### [Goal]
Omit the pictures and return every entry exactly as written.

>> START Dataset records

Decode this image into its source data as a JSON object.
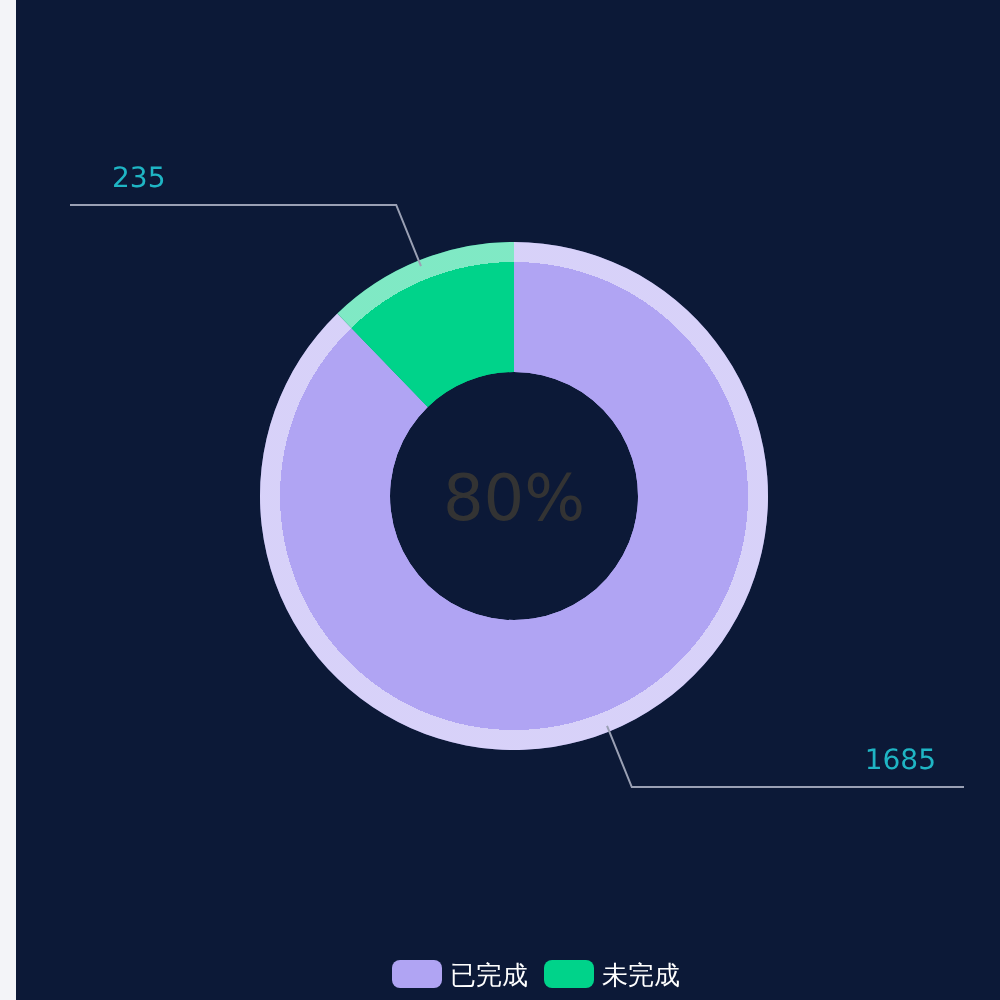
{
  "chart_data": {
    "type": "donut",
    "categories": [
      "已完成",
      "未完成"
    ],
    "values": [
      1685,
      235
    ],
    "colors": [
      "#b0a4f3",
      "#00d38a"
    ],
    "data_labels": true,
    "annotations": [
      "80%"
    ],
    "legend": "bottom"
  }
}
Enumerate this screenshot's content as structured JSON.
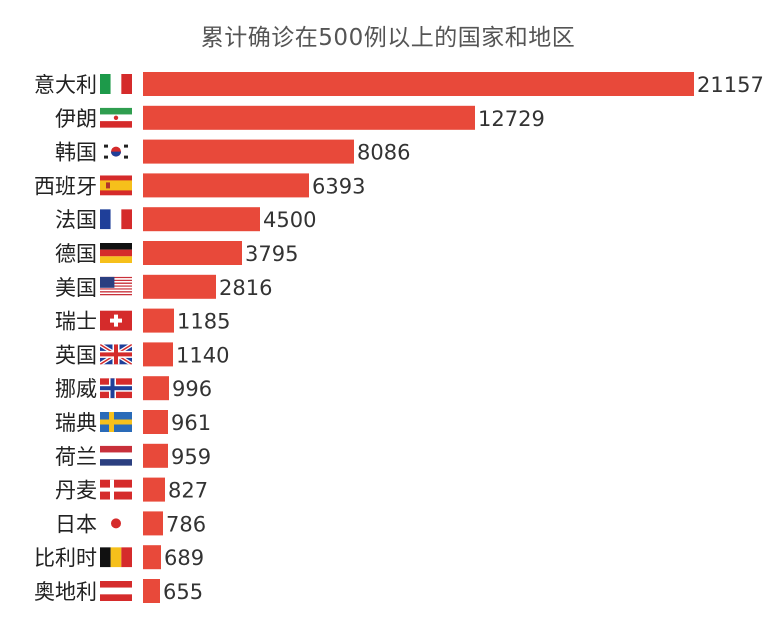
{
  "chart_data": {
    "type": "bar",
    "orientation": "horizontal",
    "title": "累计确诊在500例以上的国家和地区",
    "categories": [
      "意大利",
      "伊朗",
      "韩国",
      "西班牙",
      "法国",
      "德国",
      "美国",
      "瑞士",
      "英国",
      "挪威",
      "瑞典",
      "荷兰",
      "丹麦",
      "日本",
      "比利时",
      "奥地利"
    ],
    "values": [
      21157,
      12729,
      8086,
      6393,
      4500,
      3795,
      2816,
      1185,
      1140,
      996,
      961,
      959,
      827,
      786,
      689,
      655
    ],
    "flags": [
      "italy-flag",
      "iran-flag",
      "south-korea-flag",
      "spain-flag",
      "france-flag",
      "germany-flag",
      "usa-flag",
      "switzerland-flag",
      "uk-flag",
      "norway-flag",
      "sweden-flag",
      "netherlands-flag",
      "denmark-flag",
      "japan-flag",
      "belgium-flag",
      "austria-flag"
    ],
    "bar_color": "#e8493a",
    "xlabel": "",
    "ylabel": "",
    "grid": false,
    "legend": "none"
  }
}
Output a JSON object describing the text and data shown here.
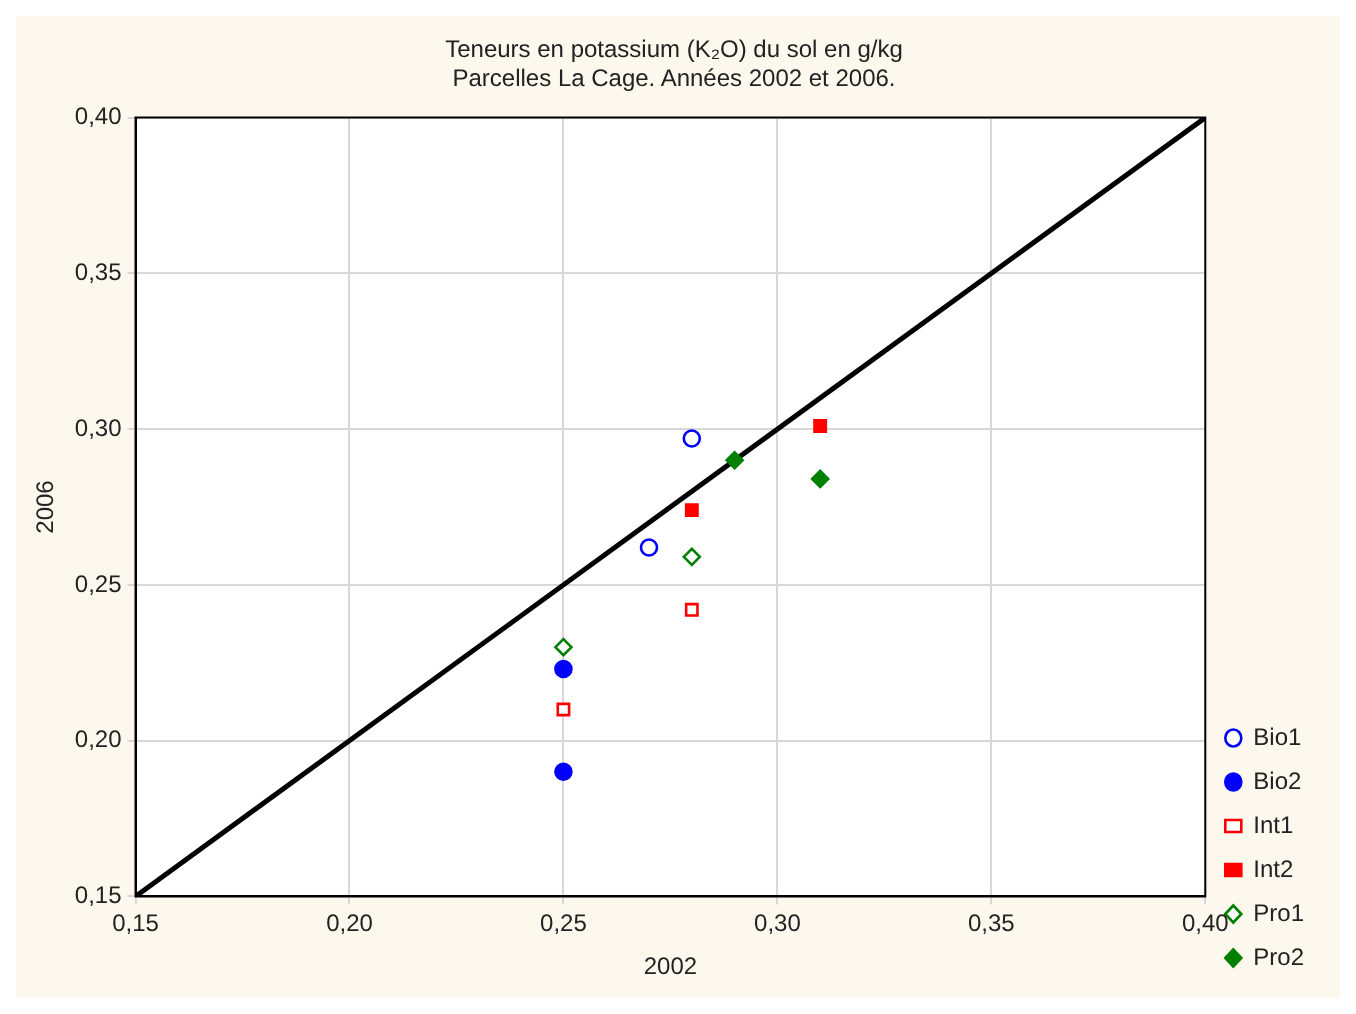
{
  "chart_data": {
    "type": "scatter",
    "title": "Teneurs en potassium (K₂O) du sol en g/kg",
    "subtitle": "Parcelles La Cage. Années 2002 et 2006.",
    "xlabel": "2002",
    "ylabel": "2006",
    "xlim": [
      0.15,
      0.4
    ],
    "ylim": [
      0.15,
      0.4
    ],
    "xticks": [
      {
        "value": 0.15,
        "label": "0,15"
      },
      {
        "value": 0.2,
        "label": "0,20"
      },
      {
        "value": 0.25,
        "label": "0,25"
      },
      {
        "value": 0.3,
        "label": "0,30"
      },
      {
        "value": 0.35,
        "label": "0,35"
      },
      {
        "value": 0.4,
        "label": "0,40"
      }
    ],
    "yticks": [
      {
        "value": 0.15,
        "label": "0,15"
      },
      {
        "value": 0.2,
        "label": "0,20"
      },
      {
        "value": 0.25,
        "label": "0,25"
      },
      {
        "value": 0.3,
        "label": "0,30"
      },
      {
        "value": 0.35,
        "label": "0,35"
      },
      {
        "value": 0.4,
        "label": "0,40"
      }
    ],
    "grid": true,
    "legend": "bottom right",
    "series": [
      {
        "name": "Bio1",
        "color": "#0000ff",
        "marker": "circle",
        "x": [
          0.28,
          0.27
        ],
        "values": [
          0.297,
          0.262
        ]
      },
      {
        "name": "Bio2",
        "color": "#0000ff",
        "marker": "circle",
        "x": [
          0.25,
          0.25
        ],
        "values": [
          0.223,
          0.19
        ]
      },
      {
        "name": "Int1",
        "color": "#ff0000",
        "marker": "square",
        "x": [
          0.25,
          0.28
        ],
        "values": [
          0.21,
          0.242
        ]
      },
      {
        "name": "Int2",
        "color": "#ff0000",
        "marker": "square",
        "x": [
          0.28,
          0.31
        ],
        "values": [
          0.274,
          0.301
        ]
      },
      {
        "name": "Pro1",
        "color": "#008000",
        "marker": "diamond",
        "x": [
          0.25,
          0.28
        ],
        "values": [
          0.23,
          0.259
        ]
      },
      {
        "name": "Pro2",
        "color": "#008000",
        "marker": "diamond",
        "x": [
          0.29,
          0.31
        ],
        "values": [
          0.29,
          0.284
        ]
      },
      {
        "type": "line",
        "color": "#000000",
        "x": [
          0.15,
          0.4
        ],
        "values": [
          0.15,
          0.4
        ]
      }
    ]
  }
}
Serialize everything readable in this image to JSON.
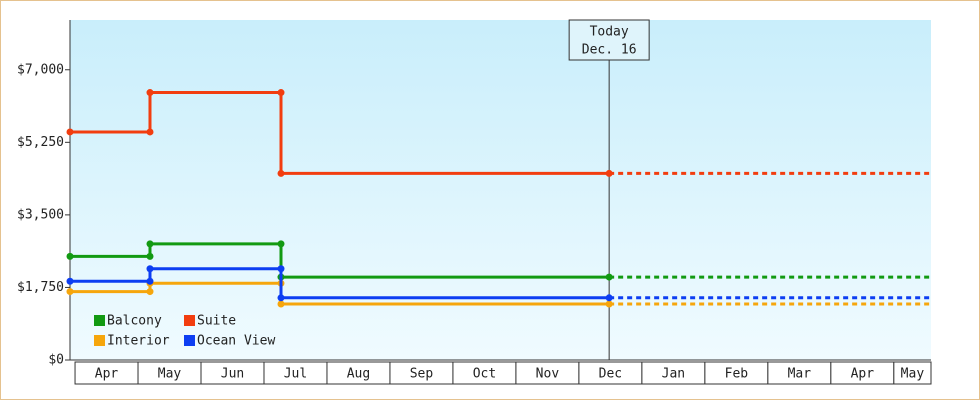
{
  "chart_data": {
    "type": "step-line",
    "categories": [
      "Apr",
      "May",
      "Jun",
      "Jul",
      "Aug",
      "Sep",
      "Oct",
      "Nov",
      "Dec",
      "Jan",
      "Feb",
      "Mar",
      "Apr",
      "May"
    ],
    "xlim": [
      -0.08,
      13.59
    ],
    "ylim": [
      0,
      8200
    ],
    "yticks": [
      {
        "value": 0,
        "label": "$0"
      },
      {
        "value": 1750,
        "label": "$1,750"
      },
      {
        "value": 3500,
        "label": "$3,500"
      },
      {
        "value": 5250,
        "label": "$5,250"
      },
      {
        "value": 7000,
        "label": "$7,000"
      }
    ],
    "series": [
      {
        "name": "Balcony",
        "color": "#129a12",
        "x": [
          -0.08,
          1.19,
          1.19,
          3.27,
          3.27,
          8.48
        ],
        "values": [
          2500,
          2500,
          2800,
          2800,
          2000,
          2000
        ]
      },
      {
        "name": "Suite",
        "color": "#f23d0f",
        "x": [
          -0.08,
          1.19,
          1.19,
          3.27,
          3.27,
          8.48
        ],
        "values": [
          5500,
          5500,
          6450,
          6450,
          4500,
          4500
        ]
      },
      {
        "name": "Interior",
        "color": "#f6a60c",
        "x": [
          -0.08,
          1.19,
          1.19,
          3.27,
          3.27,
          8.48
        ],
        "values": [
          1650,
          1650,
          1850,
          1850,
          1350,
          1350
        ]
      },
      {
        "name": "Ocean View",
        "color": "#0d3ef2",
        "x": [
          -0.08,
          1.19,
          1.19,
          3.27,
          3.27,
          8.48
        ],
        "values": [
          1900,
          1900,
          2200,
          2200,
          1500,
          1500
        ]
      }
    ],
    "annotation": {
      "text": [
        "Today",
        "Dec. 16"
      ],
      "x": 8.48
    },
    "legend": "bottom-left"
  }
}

>> END Dataset records

### [Written solution]
Decode this image into its source data as a JSON object.
{
  "chart_data": {
    "type": "donut",
    "categories": [
      "已完成",
      "未完成"
    ],
    "values": [
      1685,
      235
    ],
    "colors": [
      "#b0a4f3",
      "#00d38a"
    ],
    "data_labels": true,
    "annotations": [
      "80%"
    ],
    "legend": "bottom"
  }
}
Enumerate this screenshot's content as structured JSON.
{
  "chart_data": {
    "type": "bar",
    "orientation": "horizontal",
    "title": "累计确诊在500例以上的国家和地区",
    "categories": [
      "意大利",
      "伊朗",
      "韩国",
      "西班牙",
      "法国",
      "德国",
      "美国",
      "瑞士",
      "英国",
      "挪威",
      "瑞典",
      "荷兰",
      "丹麦",
      "日本",
      "比利时",
      "奥地利"
    ],
    "values": [
      21157,
      12729,
      8086,
      6393,
      4500,
      3795,
      2816,
      1185,
      1140,
      996,
      961,
      959,
      827,
      786,
      689,
      655
    ],
    "flags": [
      "italy-flag",
      "iran-flag",
      "south-korea-flag",
      "spain-flag",
      "france-flag",
      "germany-flag",
      "usa-flag",
      "switzerland-flag",
      "uk-flag",
      "norway-flag",
      "sweden-flag",
      "netherlands-flag",
      "denmark-flag",
      "japan-flag",
      "belgium-flag",
      "austria-flag"
    ],
    "bar_color": "#e8493a",
    "xlabel": "",
    "ylabel": "",
    "grid": false,
    "legend": "none"
  }
}
Output a JSON object describing the text and data shown here.
{
  "chart_data": {
    "type": "scatter",
    "title": "Teneurs en potassium (K₂O) du sol en g/kg",
    "subtitle": "Parcelles La Cage. Années 2002 et 2006.",
    "xlabel": "2002",
    "ylabel": "2006",
    "xlim": [
      0.15,
      0.4
    ],
    "ylim": [
      0.15,
      0.4
    ],
    "xticks": [
      {
        "value": 0.15,
        "label": "0,15"
      },
      {
        "value": 0.2,
        "label": "0,20"
      },
      {
        "value": 0.25,
        "label": "0,25"
      },
      {
        "value": 0.3,
        "label": "0,30"
      },
      {
        "value": 0.35,
        "label": "0,35"
      },
      {
        "value": 0.4,
        "label": "0,40"
      }
    ],
    "yticks": [
      {
        "value": 0.15,
        "label": "0,15"
      },
      {
        "value": 0.2,
        "label": "0,20"
      },
      {
        "value": 0.25,
        "label": "0,25"
      },
      {
        "value": 0.3,
        "label": "0,30"
      },
      {
        "value": 0.35,
        "label": "0,35"
      },
      {
        "value": 0.4,
        "label": "0,40"
      }
    ],
    "grid": true,
    "legend": "bottom right",
    "series": [
      {
        "name": "Bio1",
        "color": "#0000ff",
        "marker": "circle",
        "x": [
          0.28,
          0.27
        ],
        "values": [
          0.297,
          0.262
        ]
      },
      {
        "name": "Bio2",
        "color": "#0000ff",
        "marker": "circle",
        "x": [
          0.25,
          0.25
        ],
        "values": [
          0.223,
          0.19
        ]
      },
      {
        "name": "Int1",
        "color": "#ff0000",
        "marker": "square",
        "x": [
          0.25,
          0.28
        ],
        "values": [
          0.21,
          0.242
        ]
      },
      {
        "name": "Int2",
        "color": "#ff0000",
        "marker": "square",
        "x": [
          0.28,
          0.31
        ],
        "values": [
          0.274,
          0.301
        ]
      },
      {
        "name": "Pro1",
        "color": "#008000",
        "marker": "diamond",
        "x": [
          0.25,
          0.28
        ],
        "values": [
          0.23,
          0.259
        ]
      },
      {
        "name": "Pro2",
        "color": "#008000",
        "marker": "diamond",
        "x": [
          0.29,
          0.31
        ],
        "values": [
          0.29,
          0.284
        ]
      },
      {
        "type": "line",
        "color": "#000000",
        "x": [
          0.15,
          0.4
        ],
        "values": [
          0.15,
          0.4
        ]
      }
    ]
  }
}
Serialize everything readable in this image to JSON.
{
  "chart_data": {
    "type": "step-line",
    "categories": [
      "Apr",
      "May",
      "Jun",
      "Jul",
      "Aug",
      "Sep",
      "Oct",
      "Nov",
      "Dec",
      "Jan",
      "Feb",
      "Mar",
      "Apr",
      "May"
    ],
    "xlim": [
      -0.08,
      13.59
    ],
    "ylim": [
      0,
      8200
    ],
    "yticks": [
      {
        "value": 0,
        "label": "$0"
      },
      {
        "value": 1750,
        "label": "$1,750"
      },
      {
        "value": 3500,
        "label": "$3,500"
      },
      {
        "value": 5250,
        "label": "$5,250"
      },
      {
        "value": 7000,
        "label": "$7,000"
      }
    ],
    "series": [
      {
        "name": "Balcony",
        "color": "#129a12",
        "x": [
          -0.08,
          1.19,
          1.19,
          3.27,
          3.27,
          8.48
        ],
        "values": [
          2500,
          2500,
          2800,
          2800,
          2000,
          2000
        ]
      },
      {
        "name": "Suite",
        "color": "#f23d0f",
        "x": [
          -0.08,
          1.19,
          1.19,
          3.27,
          3.27,
          8.48
        ],
        "values": [
          5500,
          5500,
          6450,
          6450,
          4500,
          4500
        ]
      },
      {
        "name": "Interior",
        "color": "#f6a60c",
        "x": [
          -0.08,
          1.19,
          1.19,
          3.27,
          3.27,
          8.48
        ],
        "values": [
          1650,
          1650,
          1850,
          1850,
          1350,
          1350
        ]
      },
      {
        "name": "Ocean View",
        "color": "#0d3ef2",
        "x": [
          -0.08,
          1.19,
          1.19,
          3.27,
          3.27,
          8.48
        ],
        "values": [
          1900,
          1900,
          2200,
          2200,
          1500,
          1500
        ]
      }
    ],
    "annotation": {
      "text": [
        "Today",
        "Dec. 16"
      ],
      "x": 8.48
    },
    "legend": "bottom-left"
  }
}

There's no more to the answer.